TO DO. In the records that follow, locate every line with "JSON" and extract it.

Dataset entries on figures:
_ _ _ _
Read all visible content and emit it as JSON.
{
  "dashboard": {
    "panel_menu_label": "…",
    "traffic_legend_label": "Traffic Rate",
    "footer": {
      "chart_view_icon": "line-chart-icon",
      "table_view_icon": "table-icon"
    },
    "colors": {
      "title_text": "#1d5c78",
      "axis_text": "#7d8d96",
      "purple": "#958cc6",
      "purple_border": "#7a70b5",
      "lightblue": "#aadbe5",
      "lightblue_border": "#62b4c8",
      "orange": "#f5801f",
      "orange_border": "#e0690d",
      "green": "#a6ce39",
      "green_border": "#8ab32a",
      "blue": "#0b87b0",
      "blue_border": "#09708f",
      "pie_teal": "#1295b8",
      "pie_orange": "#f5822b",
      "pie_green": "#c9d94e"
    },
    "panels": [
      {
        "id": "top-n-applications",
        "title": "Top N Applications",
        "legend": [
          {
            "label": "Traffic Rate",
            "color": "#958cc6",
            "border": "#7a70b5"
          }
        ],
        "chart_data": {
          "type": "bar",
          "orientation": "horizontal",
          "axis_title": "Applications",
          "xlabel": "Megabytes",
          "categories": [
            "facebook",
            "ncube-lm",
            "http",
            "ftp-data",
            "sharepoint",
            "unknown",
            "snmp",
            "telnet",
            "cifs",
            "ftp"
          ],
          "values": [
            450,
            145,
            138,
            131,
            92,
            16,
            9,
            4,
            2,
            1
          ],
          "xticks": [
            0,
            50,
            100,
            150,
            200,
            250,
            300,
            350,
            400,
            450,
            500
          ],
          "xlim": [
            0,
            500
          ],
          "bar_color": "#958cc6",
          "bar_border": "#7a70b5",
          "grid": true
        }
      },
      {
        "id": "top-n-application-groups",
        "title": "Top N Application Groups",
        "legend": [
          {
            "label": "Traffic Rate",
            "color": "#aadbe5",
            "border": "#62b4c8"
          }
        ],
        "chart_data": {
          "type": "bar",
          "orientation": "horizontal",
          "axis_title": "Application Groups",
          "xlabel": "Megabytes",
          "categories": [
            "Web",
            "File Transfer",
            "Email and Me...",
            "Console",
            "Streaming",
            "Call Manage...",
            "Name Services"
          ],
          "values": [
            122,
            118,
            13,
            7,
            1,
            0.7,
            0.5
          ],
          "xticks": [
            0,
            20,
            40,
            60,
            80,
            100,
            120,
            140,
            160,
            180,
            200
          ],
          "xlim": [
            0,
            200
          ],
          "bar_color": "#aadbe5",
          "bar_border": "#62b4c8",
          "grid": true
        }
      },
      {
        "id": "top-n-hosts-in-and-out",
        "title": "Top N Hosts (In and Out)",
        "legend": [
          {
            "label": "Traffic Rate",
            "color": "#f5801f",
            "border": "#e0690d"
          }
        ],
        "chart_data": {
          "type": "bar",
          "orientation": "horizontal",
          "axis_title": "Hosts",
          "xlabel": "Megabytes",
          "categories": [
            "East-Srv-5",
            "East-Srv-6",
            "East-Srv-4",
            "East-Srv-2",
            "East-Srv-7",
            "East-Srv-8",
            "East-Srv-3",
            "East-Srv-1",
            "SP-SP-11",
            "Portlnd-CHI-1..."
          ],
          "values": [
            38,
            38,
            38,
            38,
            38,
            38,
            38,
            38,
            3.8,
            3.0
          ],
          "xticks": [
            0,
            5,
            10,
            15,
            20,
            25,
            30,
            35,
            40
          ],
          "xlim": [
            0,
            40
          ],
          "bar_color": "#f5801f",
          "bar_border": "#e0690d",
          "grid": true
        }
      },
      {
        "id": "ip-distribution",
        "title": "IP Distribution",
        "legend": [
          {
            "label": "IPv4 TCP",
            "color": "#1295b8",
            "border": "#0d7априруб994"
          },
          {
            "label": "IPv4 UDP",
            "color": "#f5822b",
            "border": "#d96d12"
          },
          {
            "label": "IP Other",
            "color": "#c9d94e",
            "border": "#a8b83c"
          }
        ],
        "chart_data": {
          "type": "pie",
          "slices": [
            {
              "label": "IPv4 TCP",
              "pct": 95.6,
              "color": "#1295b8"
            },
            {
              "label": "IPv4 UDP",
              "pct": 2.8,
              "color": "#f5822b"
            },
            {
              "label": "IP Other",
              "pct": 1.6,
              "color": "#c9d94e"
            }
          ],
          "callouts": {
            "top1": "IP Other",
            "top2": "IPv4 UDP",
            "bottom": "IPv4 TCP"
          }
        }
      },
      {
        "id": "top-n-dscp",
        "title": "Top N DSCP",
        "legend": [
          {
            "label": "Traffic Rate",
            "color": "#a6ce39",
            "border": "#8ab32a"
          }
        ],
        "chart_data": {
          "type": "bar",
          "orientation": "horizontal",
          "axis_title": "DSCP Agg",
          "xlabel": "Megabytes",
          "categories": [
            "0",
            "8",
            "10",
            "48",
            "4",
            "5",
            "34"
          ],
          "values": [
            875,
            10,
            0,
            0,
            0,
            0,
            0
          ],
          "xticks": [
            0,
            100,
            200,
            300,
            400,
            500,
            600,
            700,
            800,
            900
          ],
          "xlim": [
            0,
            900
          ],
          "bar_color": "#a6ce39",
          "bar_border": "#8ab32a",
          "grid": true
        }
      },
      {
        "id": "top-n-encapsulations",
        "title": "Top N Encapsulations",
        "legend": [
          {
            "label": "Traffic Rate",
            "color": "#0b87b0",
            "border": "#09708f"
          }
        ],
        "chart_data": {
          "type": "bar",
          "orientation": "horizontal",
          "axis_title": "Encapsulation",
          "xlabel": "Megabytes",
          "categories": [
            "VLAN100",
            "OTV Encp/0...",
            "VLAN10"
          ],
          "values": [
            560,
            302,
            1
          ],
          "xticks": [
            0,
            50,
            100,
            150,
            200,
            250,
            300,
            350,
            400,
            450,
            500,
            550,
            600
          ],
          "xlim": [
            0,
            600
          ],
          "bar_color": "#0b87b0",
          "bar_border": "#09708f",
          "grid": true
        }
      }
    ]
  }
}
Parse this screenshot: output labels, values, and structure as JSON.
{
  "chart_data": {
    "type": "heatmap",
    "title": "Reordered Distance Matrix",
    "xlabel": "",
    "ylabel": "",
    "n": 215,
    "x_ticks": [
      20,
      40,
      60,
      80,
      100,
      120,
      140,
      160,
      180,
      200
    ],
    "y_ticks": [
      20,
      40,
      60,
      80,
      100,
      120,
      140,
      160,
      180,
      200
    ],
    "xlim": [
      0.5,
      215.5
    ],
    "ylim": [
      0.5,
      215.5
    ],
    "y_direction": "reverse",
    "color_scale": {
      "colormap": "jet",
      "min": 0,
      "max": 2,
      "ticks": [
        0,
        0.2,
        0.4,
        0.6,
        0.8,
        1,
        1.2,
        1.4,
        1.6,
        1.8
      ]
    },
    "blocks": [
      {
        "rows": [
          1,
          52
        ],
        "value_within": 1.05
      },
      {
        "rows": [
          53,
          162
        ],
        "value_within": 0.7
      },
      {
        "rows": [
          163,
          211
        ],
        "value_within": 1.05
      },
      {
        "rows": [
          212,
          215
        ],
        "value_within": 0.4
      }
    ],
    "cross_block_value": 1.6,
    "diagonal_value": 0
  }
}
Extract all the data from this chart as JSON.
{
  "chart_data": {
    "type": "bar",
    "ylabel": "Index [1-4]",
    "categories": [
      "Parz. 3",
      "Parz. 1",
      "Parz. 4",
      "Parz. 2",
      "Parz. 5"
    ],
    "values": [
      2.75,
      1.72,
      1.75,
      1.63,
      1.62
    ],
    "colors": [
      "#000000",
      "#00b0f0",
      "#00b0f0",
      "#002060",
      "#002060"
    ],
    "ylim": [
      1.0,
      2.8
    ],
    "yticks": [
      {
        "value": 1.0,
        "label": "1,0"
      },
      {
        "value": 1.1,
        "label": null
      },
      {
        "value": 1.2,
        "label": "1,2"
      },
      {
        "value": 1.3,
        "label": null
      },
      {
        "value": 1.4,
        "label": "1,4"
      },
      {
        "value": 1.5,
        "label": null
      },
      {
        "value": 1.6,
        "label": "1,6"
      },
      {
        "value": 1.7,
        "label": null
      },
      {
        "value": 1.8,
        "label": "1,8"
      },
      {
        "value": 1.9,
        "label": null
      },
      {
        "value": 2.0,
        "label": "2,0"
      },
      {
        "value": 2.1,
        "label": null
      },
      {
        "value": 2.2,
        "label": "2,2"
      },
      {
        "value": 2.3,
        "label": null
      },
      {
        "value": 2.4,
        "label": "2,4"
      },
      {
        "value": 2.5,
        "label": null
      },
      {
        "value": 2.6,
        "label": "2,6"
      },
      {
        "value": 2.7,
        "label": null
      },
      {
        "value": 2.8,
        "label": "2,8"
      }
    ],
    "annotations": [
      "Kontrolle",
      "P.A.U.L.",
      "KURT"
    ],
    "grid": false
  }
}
_ _ _ _
OUTPUT.
Read all visible content and emit it as JSON.
Parse this screenshot: output labels, values, and structure as JSON.
Extract all the data from this chart as JSON.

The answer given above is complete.